--- START OF DATA FOR THIS TASK ---

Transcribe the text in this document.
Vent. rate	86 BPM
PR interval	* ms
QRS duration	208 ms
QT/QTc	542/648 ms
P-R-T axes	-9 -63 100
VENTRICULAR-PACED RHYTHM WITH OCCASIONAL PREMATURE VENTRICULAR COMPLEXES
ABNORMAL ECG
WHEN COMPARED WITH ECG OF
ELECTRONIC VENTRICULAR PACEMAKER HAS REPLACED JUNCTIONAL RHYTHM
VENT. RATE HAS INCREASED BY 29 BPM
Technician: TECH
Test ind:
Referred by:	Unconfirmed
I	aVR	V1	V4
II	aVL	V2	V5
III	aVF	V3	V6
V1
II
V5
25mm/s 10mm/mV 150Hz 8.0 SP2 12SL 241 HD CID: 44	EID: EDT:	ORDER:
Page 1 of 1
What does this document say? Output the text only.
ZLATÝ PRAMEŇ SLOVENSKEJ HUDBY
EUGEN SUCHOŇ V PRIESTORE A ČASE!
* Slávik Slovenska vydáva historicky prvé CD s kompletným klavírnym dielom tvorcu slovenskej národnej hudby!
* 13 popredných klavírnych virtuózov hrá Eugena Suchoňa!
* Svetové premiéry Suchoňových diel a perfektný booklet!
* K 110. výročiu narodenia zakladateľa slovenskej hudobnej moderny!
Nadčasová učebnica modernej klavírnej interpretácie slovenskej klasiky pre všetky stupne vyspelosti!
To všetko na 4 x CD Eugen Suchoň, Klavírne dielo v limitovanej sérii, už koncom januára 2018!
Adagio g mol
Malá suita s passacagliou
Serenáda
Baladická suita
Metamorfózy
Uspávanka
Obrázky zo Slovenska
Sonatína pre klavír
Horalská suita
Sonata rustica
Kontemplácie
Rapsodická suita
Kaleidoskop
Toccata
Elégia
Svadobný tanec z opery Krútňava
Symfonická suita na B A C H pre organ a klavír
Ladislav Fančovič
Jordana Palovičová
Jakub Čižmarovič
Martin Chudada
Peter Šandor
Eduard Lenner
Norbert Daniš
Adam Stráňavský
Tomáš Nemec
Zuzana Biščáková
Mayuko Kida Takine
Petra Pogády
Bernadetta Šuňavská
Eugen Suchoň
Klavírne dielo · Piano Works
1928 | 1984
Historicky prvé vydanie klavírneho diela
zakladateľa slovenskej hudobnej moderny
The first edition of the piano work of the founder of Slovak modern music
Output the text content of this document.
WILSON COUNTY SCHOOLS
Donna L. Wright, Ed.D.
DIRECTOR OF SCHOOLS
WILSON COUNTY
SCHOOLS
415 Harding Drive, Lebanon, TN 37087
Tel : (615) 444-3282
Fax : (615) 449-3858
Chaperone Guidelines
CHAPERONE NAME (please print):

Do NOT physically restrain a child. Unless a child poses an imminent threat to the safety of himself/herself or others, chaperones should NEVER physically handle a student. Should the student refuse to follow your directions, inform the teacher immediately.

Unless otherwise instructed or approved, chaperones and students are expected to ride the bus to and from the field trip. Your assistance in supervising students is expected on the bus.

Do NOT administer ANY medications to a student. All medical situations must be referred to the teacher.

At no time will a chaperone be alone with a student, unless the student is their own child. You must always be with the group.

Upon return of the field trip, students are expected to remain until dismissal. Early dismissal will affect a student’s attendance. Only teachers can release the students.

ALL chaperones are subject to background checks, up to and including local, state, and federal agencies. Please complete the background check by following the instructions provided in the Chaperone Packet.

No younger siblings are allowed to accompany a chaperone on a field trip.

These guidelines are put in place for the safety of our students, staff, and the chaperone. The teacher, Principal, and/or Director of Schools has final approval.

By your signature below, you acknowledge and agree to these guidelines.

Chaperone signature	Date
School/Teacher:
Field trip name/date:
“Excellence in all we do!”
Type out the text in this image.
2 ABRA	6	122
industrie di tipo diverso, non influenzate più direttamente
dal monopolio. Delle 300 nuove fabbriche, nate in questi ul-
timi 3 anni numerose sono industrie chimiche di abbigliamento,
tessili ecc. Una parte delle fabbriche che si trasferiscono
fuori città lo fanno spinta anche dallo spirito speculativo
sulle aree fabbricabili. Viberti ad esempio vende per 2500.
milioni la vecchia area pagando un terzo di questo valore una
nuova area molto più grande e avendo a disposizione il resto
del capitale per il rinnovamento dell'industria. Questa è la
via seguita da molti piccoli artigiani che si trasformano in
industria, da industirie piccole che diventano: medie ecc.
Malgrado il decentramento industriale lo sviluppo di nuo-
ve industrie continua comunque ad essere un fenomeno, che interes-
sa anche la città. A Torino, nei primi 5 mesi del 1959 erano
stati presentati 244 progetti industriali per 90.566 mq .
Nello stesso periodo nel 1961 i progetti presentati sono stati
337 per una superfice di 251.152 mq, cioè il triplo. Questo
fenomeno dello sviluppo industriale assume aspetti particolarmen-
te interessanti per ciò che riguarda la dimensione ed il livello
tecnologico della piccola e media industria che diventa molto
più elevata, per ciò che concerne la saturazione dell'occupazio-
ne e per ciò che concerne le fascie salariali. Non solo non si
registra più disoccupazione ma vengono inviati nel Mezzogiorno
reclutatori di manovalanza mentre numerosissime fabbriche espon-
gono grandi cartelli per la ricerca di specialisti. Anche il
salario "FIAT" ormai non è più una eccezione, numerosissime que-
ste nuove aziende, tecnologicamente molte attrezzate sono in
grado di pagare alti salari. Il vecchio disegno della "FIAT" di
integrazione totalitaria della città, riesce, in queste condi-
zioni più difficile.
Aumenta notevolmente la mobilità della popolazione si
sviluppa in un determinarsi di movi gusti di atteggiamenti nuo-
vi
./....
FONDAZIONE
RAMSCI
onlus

--- END OF DATA FOR THIS TASK ---

**DIRECTIONS:** Write out the data exactly as it stands.

**RESULT OF THIS TASK:**
Transcribe the text in this document.
Vent. rate	86 BPM
PR interval	* ms
QRS duration	208 ms
QT/QTc	542/648 ms
P-R-T axes	-9 -63 100
VENTRICULAR-PACED RHYTHM WITH OCCASIONAL PREMATURE VENTRICULAR COMPLEXES
ABNORMAL ECG
WHEN COMPARED WITH ECG OF
ELECTRONIC VENTRICULAR PACEMAKER HAS REPLACED JUNCTIONAL RHYTHM
VENT. RATE HAS INCREASED BY 29 BPM
Technician: TECH
Test ind:
Referred by:	Unconfirmed
I	aVR	V1	V4
II	aVL	V2	V5
III	aVF	V3	V6
V1
II
V5
25mm/s 10mm/mV 150Hz 8.0 SP2 12SL 241 HD CID: 44	EID: EDT:	ORDER:
Page 1 of 1
What does this document say? Output the text only.
ZLATÝ PRAMEŇ SLOVENSKEJ HUDBY
EUGEN SUCHOŇ V PRIESTORE A ČASE!
* Slávik Slovenska vydáva historicky prvé CD s kompletným klavírnym dielom tvorcu slovenskej národnej hudby!
* 13 popredných klavírnych virtuózov hrá Eugena Suchoňa!
* Svetové premiéry Suchoňových diel a perfektný booklet!
* K 110. výročiu narodenia zakladateľa slovenskej hudobnej moderny!
Nadčasová učebnica modernej klavírnej interpretácie slovenskej klasiky pre všetky stupne vyspelosti!
To všetko na 4 x CD Eugen Suchoň, Klavírne dielo v limitovanej sérii, už koncom januára 2018!
Adagio g mol
Malá suita s passacagliou
Serenáda
Baladická suita
Metamorfózy
Uspávanka
Obrázky zo Slovenska
Sonatína pre klavír
Horalská suita
Sonata rustica
Kontemplácie
Rapsodická suita
Kaleidoskop
Toccata
Elégia
Svadobný tanec z opery Krútňava
Symfonická suita na B A C H pre organ a klavír
Ladislav Fančovič
Jordana Palovičová
Jakub Čižmarovič
Martin Chudada
Peter Šandor
Eduard Lenner
Norbert Daniš
Adam Stráňavský
Tomáš Nemec
Zuzana Biščáková
Mayuko Kida Takine
Petra Pogády
Bernadetta Šuňavská
Eugen Suchoň
Klavírne dielo · Piano Works
1928 | 1984
Historicky prvé vydanie klavírneho diela
zakladateľa slovenskej hudobnej moderny
The first edition of the piano work of the founder of Slovak modern music
Output the text content of this document.
WILSON COUNTY SCHOOLS
Donna L. Wright, Ed.D.
DIRECTOR OF SCHOOLS
WILSON COUNTY
SCHOOLS
415 Harding Drive, Lebanon, TN 37087
Tel : (615) 444-3282
Fax : (615) 449-3858
Chaperone Guidelines
CHAPERONE NAME (please print):

Do NOT physically restrain a child. Unless a child poses an imminent threat to the safety of himself/herself or others, chaperones should NEVER physically handle a student. Should the student refuse to follow your directions, inform the teacher immediately.

Unless otherwise instructed or approved, chaperones and students are expected to ride the bus to and from the field trip. Your assistance in supervising students is expected on the bus.

Do NOT administer ANY medications to a student. All medical situations must be referred to the teacher.

At no time will a chaperone be alone with a student, unless the student is their own child. You must always be with the group.

Upon return of the field trip, students are expected to remain until dismissal. Early dismissal will affect a student’s attendance. Only teachers can release the students.

ALL chaperones are subject to background checks, up to and including local, state, and federal agencies. Please complete the background check by following the instructions provided in the Chaperone Packet.

No younger siblings are allowed to accompany a chaperone on a field trip.

These guidelines are put in place for the safety of our students, staff, and the chaperone. The teacher, Principal, and/or Director of Schools has final approval.

By your signature below, you acknowledge and agree to these guidelines.

Chaperone signature	Date
School/Teacher:
Field trip name/date:
“Excellence in all we do!”
Type out the text in this image.
2 ABRA	6	122
industrie di tipo diverso, non influenzate più direttamente
dal monopolio. Delle 300 nuove fabbriche, nate in questi ul-
timi 3 anni numerose sono industrie chimiche di abbigliamento,
tessili ecc. Una parte delle fabbriche che si trasferiscono
fuori città lo fanno spinta anche dallo spirito speculativo
sulle aree fabbricabili. Viberti ad esempio vende per 2500.
milioni la vecchia area pagando un terzo di questo valore una
nuova area molto più grande e avendo a disposizione il resto
del capitale per il rinnovamento dell'industria. Questa è la
via seguita da molti piccoli artigiani che si trasformano in
industria, da industirie piccole che diventano: medie ecc.
Malgrado il decentramento industriale lo sviluppo di nuo-
ve industrie continua comunque ad essere un fenomeno, che interes-
sa anche la città. A Torino, nei primi 5 mesi del 1959 erano
stati presentati 244 progetti industriali per 90.566 mq .
Nello stesso periodo nel 1961 i progetti presentati sono stati
337 per una superfice di 251.152 mq, cioè il triplo. Questo
fenomeno dello sviluppo industriale assume aspetti particolarmen-
te interessanti per ciò che riguarda la dimensione ed il livello
tecnologico della piccola e media industria che diventa molto
più elevata, per ciò che concerne la saturazione dell'occupazio-
ne e per ciò che concerne le fascie salariali. Non solo non si
registra più disoccupazione ma vengono inviati nel Mezzogiorno
reclutatori di manovalanza mentre numerosissime fabbriche espon-
gono grandi cartelli per la ricerca di specialisti. Anche il
salario "FIAT" ormai non è più una eccezione, numerosissime que-
ste nuove aziende, tecnologicamente molte attrezzate sono in
grado di pagare alti salari. Il vecchio disegno della "FIAT" di
integrazione totalitaria della città, riesce, in queste condi-
zioni più difficile.
Aumenta notevolmente la mobilità della popolazione si
sviluppa in un determinarsi di movi gusti di atteggiamenti nuo-
vi
./....
FONDAZIONE
RAMSCI
onlus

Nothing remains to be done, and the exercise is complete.